Directive
According to the article on Ohio's move-over rule, why were drivers required to slow down and shift lanes before the 2013 change, and when did that requirement apply? Answer in one to three sentences.

Text
Expanded move-over rule pursued in Ohio

November 13, 2023

Keith Goble


A new bill in the Ohio Senate would add the state to the growing list of those that have revised move-over rules to cover all highway users.

At least 20 states now include all road users in their move-over law. Maryland adopted the rule one year ago, joining Arizona, Connecticut, Illinois, Iowa, Oklahoma, Oregon and Pennsylvania.

In 2023, about a dozen more states have adopted move-over rule revisions that apply to all highway users. Ohio is looking to join Colorado, Delaware, Florida, Indiana, Maine, Minnesota, New York, North Dakota, Rhode Island, Tennessee and Virginia in implementing a revision this year.

First change in one decade pursued

In 2013, Ohio expanded the types of vehicles covered under the state’s move-over law. Previously, drivers in the state were required to slow down and shift lanes if possible to make room for police, ambulance, fire and road service vehicles when those vehicles are stationary and displaying flashing, oscillating or rotating lights.

The now 10-year-old revision added to the protected list highway maintenance and construction vehicles such as snow plows, road sweepers and mowing machines.

New bill would cover all vehicles

Sen. Steve Wilson, R-Maineville, has introduced a bill that would expand the state’s move-over law to include any stationary vehicle that is in “distress.”

The bill says that “a vehicle is in distress when the operator indicates the condition through lit fuse, flares, red lights, red reflectors, red flags, emergency signs or flashing emergency/hazard lights.”

Data section
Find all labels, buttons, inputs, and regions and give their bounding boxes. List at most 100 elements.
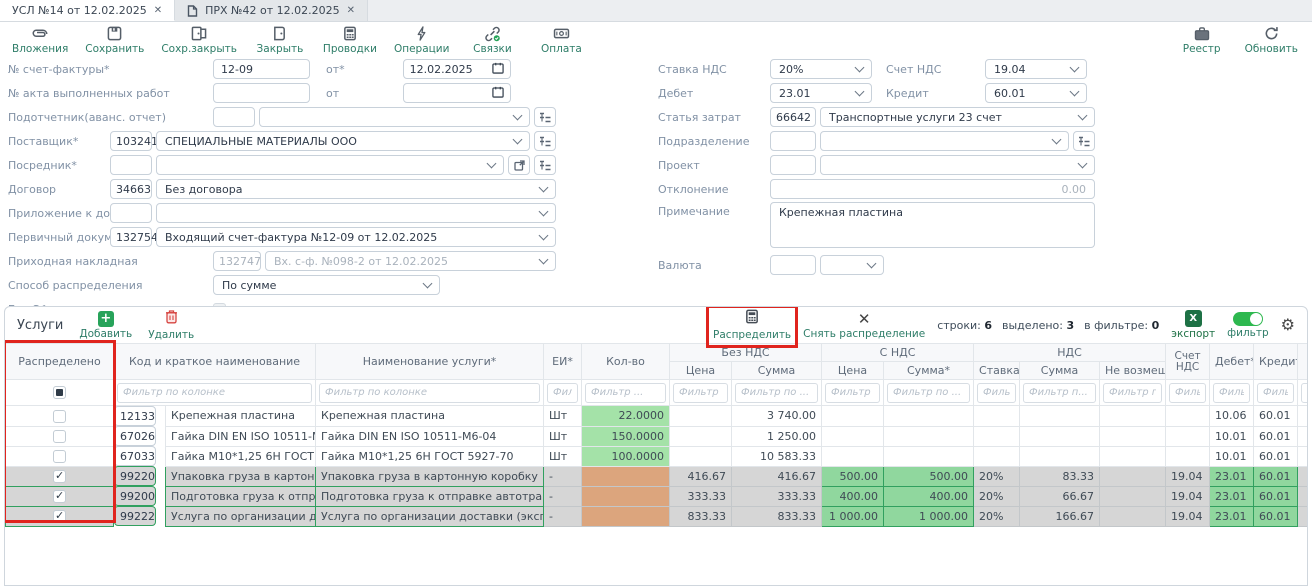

Problem solution
Drivers had to slow down and shift lanes if possible to make room for police, ambulance, fire and road service vehicles. The requirement applied when those vehicles were stationary and displaying flashing, oscillating or rotating lights.